Data excerpts:
══════════
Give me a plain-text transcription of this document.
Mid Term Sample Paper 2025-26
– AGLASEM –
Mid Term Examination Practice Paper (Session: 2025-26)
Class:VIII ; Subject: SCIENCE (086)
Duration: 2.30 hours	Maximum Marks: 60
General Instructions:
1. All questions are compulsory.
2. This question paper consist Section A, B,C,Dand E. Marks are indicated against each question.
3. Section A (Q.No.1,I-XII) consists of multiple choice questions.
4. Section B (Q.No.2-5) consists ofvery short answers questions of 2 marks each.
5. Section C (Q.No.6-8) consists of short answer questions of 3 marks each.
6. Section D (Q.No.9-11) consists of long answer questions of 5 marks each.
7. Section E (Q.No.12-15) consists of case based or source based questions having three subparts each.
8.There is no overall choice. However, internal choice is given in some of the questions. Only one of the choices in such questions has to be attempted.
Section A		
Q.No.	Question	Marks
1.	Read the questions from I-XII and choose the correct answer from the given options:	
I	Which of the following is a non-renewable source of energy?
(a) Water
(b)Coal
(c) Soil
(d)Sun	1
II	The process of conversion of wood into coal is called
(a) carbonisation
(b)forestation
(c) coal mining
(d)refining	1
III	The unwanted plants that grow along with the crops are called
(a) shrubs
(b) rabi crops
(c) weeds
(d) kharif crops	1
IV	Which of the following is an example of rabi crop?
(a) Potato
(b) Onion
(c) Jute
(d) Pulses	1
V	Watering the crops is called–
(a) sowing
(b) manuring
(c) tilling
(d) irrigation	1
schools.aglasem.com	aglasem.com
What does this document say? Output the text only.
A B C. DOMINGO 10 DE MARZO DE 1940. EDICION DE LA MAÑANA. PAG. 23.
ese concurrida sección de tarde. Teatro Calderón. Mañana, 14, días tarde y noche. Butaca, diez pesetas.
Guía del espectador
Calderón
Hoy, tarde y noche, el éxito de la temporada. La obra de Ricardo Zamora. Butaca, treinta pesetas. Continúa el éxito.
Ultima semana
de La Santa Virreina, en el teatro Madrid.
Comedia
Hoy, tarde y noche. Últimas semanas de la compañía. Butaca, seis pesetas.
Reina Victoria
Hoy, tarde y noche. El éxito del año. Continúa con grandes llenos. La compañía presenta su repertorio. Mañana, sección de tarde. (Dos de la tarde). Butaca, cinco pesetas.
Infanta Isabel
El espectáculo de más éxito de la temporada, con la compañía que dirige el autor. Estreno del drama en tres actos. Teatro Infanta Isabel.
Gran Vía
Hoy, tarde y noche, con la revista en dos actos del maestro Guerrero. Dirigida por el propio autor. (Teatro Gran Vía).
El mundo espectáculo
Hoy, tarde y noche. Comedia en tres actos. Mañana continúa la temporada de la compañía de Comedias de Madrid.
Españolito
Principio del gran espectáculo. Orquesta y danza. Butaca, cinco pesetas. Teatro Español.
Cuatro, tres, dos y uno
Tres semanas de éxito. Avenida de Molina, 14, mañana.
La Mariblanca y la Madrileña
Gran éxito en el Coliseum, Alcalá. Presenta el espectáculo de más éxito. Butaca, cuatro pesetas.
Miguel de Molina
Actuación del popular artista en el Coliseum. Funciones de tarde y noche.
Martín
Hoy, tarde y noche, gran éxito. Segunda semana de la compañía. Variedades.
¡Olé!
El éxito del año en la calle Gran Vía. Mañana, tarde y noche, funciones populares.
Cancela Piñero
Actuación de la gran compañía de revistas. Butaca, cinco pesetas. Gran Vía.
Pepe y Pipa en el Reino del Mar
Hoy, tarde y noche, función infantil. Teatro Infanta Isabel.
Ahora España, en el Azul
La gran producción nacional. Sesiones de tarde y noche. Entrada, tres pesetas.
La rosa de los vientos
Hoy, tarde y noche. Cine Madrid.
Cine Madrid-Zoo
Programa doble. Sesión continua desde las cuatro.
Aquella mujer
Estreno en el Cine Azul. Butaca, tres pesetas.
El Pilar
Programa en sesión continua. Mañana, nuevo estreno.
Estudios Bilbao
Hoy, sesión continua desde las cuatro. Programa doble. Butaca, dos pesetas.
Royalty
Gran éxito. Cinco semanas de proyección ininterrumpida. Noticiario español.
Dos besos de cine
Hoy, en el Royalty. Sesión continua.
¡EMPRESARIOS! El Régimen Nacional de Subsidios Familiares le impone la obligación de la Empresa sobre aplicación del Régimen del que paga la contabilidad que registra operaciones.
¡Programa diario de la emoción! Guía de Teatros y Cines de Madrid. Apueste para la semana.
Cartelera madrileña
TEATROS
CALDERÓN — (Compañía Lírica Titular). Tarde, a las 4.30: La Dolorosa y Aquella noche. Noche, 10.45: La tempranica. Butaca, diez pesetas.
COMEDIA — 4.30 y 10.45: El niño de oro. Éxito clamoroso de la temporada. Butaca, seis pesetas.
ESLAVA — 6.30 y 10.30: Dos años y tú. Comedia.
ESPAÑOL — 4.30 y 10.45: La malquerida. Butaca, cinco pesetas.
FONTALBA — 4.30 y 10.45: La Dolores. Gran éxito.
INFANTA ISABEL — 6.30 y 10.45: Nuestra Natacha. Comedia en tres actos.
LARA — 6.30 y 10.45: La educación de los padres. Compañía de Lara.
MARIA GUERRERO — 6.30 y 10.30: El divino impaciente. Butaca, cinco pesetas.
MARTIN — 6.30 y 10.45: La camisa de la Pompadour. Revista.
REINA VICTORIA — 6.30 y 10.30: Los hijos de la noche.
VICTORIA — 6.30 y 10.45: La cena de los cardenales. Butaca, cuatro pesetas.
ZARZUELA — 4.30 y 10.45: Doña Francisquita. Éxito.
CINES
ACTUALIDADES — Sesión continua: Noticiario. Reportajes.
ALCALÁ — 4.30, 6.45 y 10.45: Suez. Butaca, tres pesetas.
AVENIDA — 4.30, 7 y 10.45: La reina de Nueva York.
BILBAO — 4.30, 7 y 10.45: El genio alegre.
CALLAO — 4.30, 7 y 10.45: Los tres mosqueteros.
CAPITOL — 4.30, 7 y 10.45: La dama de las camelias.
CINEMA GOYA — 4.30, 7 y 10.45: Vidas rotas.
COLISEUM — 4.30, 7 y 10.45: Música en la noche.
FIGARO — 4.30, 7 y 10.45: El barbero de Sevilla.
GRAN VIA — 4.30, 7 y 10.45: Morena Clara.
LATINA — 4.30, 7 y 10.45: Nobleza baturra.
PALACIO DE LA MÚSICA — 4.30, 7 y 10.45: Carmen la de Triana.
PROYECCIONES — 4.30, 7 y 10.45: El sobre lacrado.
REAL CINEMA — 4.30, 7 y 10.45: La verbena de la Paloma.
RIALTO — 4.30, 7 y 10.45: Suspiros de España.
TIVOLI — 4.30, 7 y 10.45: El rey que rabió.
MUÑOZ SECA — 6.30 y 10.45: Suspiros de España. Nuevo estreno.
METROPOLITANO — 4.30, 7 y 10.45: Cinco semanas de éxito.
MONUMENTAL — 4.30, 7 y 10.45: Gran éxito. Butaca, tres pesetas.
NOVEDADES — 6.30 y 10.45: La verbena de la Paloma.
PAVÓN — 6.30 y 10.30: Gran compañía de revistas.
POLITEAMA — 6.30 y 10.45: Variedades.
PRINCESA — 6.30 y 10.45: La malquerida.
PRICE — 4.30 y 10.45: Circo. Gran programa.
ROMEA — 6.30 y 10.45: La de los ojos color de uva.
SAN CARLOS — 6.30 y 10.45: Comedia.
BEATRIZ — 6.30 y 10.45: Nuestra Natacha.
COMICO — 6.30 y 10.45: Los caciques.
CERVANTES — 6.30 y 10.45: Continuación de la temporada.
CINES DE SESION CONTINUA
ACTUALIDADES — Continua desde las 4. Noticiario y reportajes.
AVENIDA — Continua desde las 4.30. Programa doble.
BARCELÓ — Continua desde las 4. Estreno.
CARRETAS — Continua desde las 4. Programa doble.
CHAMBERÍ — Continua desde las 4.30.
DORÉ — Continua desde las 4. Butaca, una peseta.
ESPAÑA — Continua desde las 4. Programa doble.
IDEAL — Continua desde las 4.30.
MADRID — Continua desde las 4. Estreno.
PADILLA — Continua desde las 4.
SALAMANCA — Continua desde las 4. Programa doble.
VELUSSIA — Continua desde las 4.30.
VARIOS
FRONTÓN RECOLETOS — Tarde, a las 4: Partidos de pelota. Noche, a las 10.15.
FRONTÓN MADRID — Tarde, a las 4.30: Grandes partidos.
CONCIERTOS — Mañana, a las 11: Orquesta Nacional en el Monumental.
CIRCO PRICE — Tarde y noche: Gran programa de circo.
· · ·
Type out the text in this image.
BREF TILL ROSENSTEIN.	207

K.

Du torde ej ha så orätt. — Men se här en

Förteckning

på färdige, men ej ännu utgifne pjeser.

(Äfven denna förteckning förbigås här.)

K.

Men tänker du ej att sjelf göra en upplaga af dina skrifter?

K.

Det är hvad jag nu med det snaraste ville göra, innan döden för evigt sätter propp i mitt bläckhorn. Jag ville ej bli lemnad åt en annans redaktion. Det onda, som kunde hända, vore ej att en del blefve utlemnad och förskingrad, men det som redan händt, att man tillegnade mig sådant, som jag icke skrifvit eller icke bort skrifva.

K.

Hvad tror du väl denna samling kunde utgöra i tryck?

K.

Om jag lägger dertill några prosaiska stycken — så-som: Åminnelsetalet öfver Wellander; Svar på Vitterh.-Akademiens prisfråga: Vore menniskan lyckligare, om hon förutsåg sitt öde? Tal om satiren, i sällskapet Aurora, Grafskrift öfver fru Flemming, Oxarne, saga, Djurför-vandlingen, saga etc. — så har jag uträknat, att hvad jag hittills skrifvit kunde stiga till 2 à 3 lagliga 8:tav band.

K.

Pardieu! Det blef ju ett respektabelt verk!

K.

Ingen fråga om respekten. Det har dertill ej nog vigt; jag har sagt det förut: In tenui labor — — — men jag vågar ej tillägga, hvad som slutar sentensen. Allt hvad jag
══════════
_Stated exercise_
Scan the material above for the string "verbena" and report each line where you find it.

_Result for this task_
REAL CINEMA — 4.30, 7 y 10.45: La verbena de la Paloma.
NOVEDADES — 6.30 y 10.45: La verbena de la Paloma.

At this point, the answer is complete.